[Start]

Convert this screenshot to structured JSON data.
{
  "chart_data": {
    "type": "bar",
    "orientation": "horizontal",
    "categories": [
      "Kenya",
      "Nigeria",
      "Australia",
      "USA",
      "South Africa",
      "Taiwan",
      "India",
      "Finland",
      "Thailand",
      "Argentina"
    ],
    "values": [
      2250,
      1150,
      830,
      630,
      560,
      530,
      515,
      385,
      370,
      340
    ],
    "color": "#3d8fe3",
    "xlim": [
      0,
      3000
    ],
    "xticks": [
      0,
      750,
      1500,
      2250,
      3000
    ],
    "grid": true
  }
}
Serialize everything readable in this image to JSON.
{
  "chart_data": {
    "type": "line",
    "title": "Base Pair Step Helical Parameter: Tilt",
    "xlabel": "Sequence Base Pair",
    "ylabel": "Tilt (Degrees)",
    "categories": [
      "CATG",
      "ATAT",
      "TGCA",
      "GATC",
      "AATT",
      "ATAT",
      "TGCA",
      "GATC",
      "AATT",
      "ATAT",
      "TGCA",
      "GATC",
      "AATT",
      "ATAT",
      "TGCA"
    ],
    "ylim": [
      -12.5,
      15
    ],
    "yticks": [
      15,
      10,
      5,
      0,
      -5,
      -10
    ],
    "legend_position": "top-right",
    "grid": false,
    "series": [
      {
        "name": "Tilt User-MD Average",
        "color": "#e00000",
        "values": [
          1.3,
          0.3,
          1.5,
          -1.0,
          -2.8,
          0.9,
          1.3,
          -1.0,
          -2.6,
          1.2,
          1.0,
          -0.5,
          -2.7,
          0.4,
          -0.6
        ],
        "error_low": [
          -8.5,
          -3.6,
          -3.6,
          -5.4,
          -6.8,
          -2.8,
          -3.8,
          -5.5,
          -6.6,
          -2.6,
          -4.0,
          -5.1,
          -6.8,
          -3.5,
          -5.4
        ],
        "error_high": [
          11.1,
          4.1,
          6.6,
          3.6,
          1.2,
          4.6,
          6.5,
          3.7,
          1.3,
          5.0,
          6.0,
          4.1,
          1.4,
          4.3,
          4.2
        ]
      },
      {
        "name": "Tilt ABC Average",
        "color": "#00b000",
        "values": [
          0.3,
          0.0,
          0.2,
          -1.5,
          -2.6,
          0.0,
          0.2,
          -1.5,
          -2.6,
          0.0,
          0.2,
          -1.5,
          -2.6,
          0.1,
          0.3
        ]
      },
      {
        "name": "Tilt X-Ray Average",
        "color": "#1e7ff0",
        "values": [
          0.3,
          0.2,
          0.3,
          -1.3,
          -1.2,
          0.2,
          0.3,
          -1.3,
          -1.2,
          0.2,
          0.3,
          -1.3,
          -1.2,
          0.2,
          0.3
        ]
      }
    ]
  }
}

[End]

# Set task
Scan the data for the word "name" and copy every line where it shows up.

# Solution
        "name": "Tilt User-MD Average",
        "name": "Tilt ABC Average",
        "name": "Tilt X-Ray Average",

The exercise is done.